Data rows -
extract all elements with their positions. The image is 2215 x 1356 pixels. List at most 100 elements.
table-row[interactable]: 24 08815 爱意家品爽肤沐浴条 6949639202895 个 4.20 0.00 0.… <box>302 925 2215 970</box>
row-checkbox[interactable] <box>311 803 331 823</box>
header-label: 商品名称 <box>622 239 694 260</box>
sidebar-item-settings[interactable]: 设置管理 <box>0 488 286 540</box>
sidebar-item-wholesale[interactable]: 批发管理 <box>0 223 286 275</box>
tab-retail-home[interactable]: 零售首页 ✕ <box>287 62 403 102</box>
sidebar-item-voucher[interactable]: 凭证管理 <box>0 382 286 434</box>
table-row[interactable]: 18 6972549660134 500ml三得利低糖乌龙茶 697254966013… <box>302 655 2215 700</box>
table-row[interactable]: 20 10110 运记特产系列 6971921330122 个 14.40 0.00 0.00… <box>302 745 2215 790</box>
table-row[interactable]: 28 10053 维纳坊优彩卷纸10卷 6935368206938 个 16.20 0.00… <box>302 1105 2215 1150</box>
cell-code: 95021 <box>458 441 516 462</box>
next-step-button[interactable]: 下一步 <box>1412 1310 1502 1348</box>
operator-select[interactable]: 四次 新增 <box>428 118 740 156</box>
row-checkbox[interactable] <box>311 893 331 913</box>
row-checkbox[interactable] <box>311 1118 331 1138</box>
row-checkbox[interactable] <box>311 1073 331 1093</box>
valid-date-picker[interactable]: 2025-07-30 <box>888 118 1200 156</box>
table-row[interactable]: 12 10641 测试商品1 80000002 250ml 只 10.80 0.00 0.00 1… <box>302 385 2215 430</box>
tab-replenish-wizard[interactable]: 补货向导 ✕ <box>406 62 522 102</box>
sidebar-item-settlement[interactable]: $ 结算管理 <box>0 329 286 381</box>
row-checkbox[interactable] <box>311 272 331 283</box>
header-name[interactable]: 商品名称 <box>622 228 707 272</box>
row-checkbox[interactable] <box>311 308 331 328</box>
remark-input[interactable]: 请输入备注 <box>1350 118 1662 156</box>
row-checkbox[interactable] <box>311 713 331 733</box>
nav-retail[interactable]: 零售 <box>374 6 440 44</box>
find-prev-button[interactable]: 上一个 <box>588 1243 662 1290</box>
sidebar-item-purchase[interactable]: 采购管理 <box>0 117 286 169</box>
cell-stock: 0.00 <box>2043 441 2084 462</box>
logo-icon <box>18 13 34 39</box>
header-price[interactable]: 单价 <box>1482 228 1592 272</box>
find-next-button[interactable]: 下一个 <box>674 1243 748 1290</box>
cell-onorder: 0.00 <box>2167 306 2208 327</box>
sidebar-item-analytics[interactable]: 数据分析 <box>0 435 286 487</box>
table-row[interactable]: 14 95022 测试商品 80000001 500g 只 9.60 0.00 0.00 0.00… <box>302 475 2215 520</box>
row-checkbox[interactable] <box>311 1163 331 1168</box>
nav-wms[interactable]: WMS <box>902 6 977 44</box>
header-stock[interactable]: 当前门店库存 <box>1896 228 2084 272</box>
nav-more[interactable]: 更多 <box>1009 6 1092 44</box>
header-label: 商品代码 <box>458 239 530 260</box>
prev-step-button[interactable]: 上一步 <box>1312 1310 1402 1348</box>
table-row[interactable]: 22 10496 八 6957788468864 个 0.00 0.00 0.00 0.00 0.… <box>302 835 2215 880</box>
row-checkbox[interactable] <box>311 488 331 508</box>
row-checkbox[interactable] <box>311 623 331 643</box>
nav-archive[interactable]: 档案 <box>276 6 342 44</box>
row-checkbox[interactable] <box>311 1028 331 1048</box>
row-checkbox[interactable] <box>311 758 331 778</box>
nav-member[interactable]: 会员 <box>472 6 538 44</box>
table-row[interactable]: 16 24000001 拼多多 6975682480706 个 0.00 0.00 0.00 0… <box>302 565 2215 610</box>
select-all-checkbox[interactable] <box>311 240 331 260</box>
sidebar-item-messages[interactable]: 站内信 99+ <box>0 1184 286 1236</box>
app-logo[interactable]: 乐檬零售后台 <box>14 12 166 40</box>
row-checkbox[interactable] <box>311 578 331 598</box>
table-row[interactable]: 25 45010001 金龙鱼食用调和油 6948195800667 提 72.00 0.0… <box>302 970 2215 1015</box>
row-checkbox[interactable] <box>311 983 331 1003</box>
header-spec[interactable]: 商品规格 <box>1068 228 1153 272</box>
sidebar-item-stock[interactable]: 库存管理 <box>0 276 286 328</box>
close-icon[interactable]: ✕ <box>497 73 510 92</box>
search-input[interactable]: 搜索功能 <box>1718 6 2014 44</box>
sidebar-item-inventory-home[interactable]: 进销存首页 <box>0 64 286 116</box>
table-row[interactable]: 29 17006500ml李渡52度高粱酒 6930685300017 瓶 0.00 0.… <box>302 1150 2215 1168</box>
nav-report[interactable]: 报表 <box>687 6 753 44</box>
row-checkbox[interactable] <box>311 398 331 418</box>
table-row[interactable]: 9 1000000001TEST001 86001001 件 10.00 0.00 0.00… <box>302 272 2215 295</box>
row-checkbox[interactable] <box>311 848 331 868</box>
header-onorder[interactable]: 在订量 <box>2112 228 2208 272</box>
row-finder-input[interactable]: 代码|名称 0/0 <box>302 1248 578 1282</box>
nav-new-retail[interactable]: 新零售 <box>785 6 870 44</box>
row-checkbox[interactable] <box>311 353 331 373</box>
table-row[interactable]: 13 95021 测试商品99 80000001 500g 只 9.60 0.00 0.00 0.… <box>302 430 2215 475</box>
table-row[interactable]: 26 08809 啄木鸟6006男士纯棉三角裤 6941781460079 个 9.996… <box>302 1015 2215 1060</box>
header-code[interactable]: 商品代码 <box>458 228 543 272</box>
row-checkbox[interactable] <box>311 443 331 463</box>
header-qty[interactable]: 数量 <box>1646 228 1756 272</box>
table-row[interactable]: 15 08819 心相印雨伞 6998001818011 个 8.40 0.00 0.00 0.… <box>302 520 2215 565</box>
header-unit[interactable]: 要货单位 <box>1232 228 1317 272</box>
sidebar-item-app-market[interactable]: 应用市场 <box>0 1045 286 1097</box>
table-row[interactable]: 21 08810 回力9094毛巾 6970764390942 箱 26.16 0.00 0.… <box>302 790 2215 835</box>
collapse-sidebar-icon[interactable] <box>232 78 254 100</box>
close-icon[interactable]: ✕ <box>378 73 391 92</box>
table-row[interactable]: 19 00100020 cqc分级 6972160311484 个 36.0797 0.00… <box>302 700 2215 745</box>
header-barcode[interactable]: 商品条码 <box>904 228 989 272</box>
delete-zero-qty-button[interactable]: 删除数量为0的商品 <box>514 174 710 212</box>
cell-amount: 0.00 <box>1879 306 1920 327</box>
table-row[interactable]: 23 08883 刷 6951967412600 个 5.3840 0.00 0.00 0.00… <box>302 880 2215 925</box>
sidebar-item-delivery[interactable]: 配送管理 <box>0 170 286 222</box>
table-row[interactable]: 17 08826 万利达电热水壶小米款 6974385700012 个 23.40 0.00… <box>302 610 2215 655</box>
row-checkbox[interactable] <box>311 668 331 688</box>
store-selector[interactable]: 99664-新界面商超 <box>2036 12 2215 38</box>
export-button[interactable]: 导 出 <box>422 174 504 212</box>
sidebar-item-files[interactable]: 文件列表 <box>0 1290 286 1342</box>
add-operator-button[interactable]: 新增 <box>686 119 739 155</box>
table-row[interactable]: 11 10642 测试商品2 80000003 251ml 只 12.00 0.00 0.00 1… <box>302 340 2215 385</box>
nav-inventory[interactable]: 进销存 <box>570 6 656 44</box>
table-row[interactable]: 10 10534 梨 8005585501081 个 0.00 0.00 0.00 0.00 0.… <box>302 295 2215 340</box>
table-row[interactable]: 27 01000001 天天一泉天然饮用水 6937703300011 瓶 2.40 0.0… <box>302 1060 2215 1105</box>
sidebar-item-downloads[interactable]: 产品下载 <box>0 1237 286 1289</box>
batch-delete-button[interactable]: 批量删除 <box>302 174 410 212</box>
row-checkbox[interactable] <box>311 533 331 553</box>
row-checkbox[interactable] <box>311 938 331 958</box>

Task to complete - Pull out, unchanged, every line from the start of the entries up to and including the line containing "sidebar-item-wholesale[interactable]: 批发管理 <box>0".

Answer to the problem -
extract all elements with their positions. The image is 2215 x 1356 pixels. List at most 100 elements.
table-row[interactable]: 24 08815 爱意家品爽肤沐浴条 6949639202895 个 4.20 0.00 0.… <box>302 925 2215 970</box>
row-checkbox[interactable] <box>311 803 331 823</box>
header-label: 商品名称 <box>622 239 694 260</box>
sidebar-item-settings[interactable]: 设置管理 <box>0 488 286 540</box>
sidebar-item-wholesale[interactable]: 批发管理 <box>0 223 286 275</box>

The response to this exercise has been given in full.